▶ DOCUMENT EXCERPT:

AFRL receives $4M grant to build Artificial Intelligence and Machine Learning Research Center

  • Published
  • By Erica Harrah
  • Air Force Research Laboratory
WRIGHT-PATTERSON AIR FORCE BASE, Ohio (AFRL) – The Air Force Research Laboratory, or AFRL, Materials and Manufacturing Directorate was recently awarded a $4 million Office of Secretary of Defense, or OSD, Centralized Laboratory Investment Program, or CLIP, award to build the Artificial Intelligence and Machine Learning Research Center Capability Project, or AIMR-2C. This is the first CLIP award given at AFRL.

The AIMR-2C will be a 6,000 –square-foot lab space dedicated to interactive data visualization. The building will be built as an addition adjacent to the main entrance of building 653 at Wright-Patterson Air Force Base. Building 653 is home to the Materials and Manufacturing Directorate’s headquarters.

▶ EXTRACTED MATERIAL:
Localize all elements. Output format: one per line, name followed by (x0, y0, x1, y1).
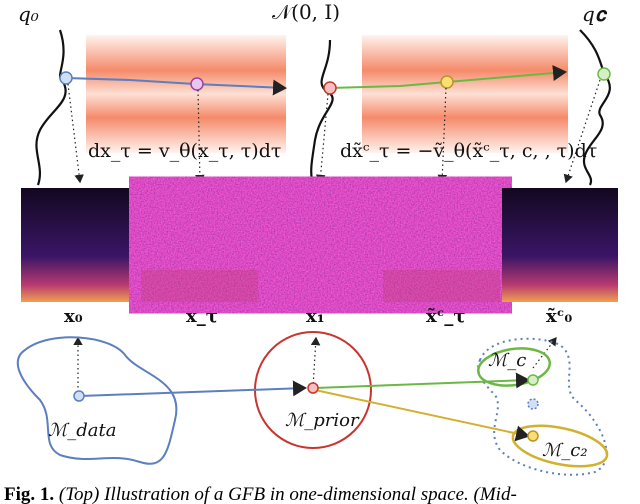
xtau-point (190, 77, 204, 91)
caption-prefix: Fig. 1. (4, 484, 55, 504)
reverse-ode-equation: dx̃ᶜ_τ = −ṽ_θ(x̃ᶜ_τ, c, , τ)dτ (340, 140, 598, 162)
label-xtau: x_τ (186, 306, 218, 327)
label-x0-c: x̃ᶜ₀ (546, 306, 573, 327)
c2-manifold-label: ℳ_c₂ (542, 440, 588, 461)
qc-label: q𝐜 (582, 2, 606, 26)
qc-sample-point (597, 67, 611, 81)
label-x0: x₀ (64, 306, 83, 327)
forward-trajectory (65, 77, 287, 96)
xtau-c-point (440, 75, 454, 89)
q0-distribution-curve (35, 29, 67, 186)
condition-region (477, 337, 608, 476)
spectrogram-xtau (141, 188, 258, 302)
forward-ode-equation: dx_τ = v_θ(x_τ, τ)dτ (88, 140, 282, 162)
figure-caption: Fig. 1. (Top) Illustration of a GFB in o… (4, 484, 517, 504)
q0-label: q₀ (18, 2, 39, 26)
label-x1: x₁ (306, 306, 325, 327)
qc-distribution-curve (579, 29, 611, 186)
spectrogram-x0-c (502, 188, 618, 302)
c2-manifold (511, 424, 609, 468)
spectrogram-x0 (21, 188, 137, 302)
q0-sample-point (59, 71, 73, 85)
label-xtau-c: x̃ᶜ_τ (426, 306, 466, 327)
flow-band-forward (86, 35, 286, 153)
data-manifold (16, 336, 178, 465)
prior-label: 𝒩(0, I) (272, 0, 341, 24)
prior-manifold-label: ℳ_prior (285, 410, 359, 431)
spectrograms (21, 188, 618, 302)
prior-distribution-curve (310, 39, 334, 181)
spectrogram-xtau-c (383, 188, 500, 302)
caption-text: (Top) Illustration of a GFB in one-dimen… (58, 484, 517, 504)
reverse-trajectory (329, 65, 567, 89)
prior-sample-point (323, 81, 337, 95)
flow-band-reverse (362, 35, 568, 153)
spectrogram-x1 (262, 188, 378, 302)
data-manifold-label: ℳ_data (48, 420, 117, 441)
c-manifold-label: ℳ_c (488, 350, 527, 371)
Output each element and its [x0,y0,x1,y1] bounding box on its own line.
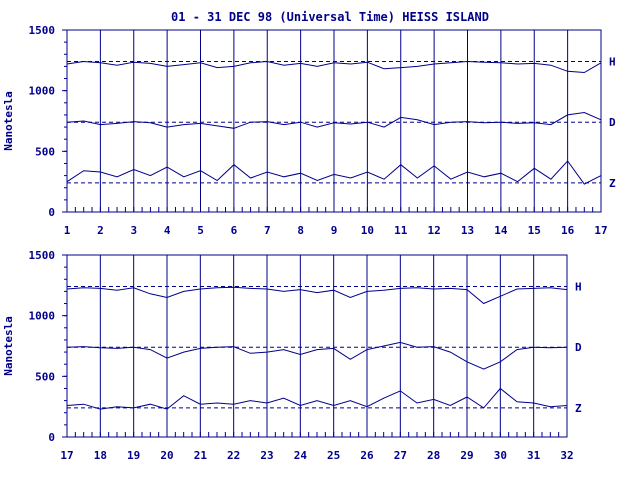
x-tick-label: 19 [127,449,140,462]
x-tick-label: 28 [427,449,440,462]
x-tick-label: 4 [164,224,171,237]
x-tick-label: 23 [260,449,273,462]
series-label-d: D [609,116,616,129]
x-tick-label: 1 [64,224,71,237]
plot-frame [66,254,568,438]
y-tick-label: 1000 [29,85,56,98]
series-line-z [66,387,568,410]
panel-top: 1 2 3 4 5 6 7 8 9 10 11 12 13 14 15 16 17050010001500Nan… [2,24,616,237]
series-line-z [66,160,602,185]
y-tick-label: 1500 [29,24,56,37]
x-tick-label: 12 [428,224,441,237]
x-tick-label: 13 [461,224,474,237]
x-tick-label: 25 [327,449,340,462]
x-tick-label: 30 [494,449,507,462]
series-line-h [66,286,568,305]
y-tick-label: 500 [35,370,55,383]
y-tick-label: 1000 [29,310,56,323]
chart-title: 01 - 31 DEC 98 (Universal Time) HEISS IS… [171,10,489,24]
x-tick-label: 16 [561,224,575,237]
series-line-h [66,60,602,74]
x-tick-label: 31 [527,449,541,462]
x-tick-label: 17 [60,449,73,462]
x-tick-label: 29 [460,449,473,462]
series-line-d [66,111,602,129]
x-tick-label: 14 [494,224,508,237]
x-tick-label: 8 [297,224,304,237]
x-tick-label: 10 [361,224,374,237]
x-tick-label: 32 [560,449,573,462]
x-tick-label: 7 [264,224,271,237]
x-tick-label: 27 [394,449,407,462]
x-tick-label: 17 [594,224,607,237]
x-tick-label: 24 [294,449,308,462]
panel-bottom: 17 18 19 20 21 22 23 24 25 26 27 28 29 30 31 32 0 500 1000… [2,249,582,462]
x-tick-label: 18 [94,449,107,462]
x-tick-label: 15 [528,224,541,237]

▶ DIRECTIVES:
a - Do these statements agree with the article on the AFRL research center award? For each, answer yes or no and quote the deciding words of the article.
(i) The award to the Materials and Manufacturing Directorate was worth $4 million.
(ii) This was the second CLIP award given at AFRL.
(iii) Building 653 houses the Materials and Manufacturing Directorate's headquarters.
b - Quote the article on the AFRL research center award between "AFRL receives $4M" and "Manufacturing Directorate’s headquarters.", inclusive.
Use only the article on the AFRL research center award as your source.

▶ ANSWERS PER TASK:
a -
(i) Yes: "awarded a $4 million Office of Secretary of Defense"
(ii) No: "This is the first CLIP award given at AFRL."
(iii) Yes: "Building 653 is home to the Materials and Manufacturing Directorate’s headquarters."

b -
AFRL receives $4M grant to build Artificial Intelligence and Machine Learning Research Center

  • Published
  • By Erica Harrah
  • Air Force Research Laboratory
WRIGHT-PATTERSON AIR FORCE BASE, Ohio (AFRL) – The Air Force Research Laboratory, or AFRL, Materials and Manufacturing Directorate was recently awarded a $4 million Office of Secretary of Defense, or OSD, Centralized Laboratory Investment Program, or CLIP, award to build the Artificial Intelligence and Machine Learning Research Center Capability Project, or AIMR-2C. This is the first CLIP award given at AFRL.

The AIMR-2C will be a 6,000 –square-foot lab space dedicated to interactive data visualization. The building will be built as an addition adjacent to the main entrance of building 653 at Wright-Patterson Air Force Base. Building 653 is home to the Materials and Manufacturing Directorate’s headquarters.